Records to use:
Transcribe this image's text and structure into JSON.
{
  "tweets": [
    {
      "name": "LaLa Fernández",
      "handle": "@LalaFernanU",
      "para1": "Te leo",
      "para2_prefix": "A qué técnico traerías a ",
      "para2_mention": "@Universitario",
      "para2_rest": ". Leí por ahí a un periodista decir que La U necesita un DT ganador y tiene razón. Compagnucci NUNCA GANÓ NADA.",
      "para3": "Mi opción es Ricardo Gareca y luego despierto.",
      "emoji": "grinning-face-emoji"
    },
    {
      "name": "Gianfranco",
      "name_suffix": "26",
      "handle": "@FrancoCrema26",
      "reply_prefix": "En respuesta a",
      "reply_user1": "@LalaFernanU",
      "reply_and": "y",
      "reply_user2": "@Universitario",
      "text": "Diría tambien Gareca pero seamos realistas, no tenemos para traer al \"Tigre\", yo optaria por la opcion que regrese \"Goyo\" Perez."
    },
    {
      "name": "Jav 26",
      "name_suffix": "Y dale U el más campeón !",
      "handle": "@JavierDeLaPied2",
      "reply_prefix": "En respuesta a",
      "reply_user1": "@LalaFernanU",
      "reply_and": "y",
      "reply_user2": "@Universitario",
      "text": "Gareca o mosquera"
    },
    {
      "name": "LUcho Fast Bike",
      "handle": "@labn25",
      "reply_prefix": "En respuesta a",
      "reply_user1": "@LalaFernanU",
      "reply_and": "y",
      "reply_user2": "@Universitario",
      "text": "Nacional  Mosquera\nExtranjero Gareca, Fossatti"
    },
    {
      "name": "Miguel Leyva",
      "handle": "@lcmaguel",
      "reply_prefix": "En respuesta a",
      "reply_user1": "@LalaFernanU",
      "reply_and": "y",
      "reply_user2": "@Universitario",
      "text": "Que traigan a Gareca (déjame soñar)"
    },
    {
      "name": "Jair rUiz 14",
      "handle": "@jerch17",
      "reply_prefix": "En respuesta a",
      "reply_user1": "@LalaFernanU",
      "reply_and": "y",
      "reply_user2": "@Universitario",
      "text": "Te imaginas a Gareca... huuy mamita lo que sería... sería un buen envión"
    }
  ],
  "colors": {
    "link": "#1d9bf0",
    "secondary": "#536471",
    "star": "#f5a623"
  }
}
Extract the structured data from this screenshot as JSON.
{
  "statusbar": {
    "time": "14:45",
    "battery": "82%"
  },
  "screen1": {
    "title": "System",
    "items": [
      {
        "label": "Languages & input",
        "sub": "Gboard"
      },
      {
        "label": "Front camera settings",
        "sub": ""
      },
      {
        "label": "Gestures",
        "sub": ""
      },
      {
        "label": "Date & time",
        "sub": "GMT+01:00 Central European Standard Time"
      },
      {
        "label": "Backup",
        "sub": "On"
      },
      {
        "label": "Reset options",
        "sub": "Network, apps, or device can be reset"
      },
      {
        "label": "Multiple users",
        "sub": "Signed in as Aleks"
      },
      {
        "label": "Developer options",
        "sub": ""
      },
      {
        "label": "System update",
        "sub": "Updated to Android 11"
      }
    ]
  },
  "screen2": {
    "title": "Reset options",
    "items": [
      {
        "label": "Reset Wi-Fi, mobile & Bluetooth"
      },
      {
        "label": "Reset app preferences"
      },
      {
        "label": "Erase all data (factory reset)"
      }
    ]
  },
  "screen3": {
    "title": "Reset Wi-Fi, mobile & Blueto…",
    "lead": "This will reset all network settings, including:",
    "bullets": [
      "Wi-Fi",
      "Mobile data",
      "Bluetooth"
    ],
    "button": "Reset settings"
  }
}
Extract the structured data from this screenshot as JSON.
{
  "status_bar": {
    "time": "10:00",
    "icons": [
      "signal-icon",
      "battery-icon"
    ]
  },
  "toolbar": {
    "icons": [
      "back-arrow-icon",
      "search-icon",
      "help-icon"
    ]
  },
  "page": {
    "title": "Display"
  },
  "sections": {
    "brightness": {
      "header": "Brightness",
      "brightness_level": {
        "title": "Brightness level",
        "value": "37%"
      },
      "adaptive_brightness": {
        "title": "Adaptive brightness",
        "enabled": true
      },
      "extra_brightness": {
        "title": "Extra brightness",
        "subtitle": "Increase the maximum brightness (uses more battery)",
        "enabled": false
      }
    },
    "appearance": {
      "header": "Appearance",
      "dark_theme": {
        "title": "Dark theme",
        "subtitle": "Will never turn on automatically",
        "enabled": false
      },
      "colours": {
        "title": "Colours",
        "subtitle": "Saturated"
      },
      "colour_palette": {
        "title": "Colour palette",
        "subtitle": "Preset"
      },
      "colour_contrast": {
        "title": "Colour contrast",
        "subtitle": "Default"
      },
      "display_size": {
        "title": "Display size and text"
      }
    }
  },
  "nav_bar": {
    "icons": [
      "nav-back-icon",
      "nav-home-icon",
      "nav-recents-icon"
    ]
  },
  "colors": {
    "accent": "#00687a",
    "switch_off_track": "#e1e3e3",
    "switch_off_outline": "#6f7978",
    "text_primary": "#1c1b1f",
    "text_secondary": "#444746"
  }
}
---
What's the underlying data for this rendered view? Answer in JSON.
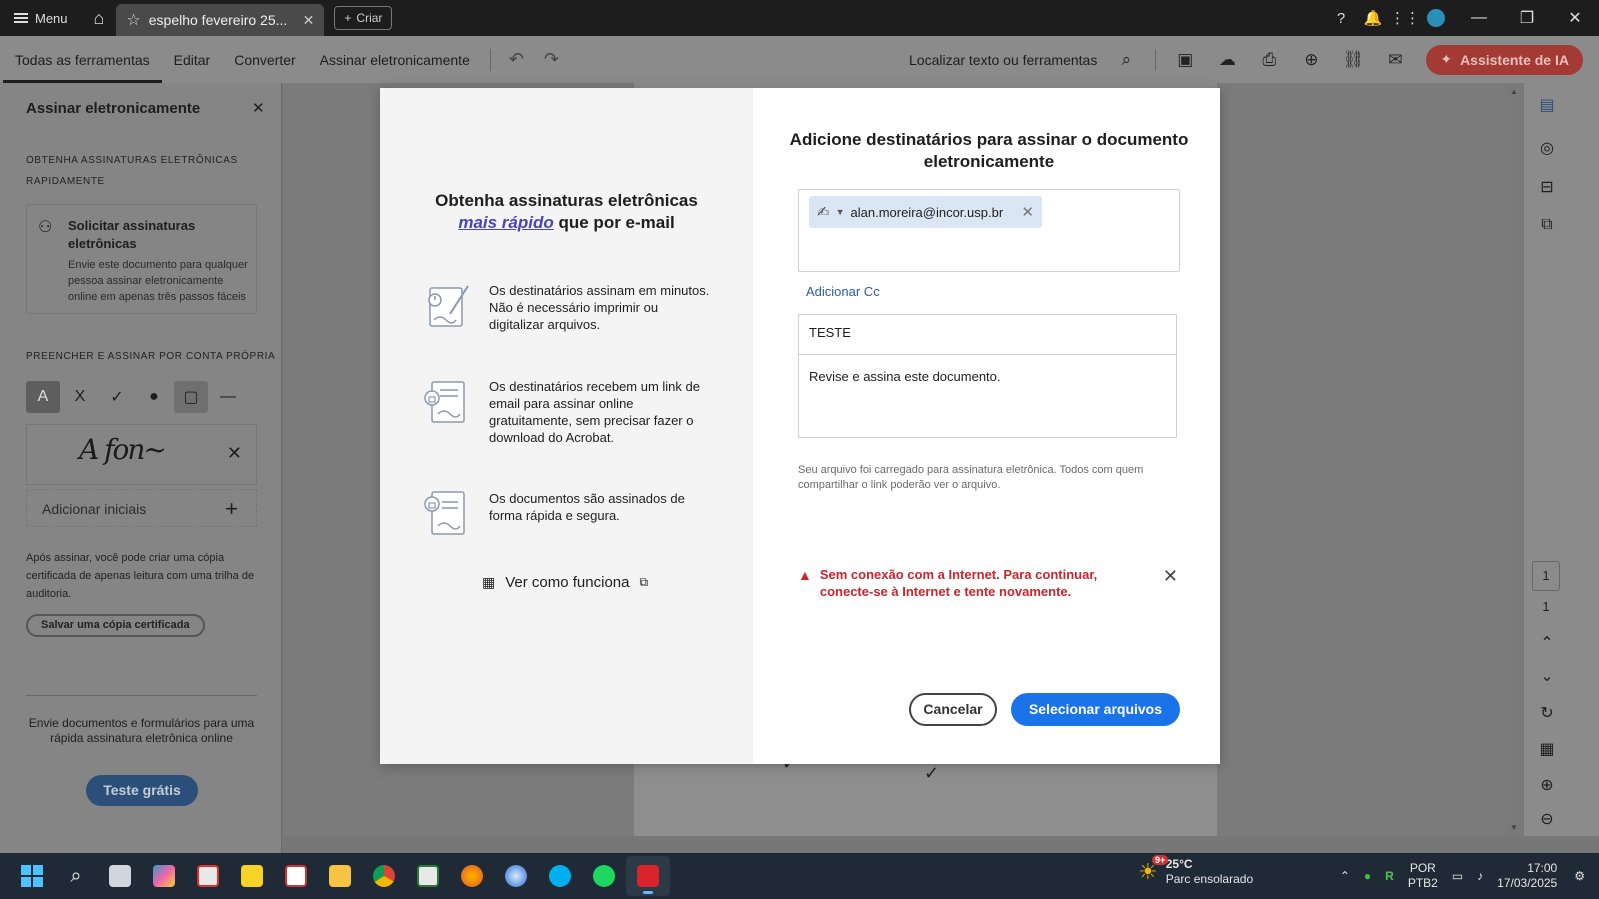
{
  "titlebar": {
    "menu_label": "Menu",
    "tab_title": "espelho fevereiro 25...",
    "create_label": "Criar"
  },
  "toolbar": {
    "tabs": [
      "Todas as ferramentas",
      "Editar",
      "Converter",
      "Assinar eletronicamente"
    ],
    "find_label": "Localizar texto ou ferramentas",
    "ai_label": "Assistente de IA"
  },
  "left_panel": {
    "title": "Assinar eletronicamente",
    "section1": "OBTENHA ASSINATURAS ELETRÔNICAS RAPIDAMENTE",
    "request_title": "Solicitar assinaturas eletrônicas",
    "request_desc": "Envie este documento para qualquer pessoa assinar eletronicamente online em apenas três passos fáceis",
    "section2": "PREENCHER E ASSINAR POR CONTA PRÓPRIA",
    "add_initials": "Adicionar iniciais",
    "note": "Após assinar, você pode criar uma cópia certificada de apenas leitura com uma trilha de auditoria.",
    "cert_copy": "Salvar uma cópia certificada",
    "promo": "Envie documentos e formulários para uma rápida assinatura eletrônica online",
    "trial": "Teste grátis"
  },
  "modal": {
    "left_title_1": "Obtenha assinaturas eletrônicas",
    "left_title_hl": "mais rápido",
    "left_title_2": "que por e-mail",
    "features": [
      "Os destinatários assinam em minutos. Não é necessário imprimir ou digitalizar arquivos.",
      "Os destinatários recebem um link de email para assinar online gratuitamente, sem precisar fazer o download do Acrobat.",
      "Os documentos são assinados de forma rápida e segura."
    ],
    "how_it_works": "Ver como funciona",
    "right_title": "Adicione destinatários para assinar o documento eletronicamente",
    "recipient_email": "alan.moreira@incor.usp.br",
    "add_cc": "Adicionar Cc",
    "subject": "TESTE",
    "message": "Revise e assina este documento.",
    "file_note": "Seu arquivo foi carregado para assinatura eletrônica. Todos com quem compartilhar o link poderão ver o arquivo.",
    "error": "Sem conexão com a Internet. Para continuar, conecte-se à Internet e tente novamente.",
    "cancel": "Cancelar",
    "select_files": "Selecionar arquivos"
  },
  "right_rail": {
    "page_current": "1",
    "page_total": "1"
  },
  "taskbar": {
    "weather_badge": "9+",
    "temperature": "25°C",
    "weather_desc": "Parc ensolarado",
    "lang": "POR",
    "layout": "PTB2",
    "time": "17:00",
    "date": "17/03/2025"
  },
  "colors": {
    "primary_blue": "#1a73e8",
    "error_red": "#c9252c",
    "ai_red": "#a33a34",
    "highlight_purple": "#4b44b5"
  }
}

Exercise task:
Filter the data, keeping only the lines that contain "Envie".

Answer for this exercise:
    "request_desc": "Envie este documento para qualquer pessoa assinar eletronicamente online em apenas três passos fáceis",
    "promo": "Envie documentos e formulários para uma rápida assinatura eletrônica online",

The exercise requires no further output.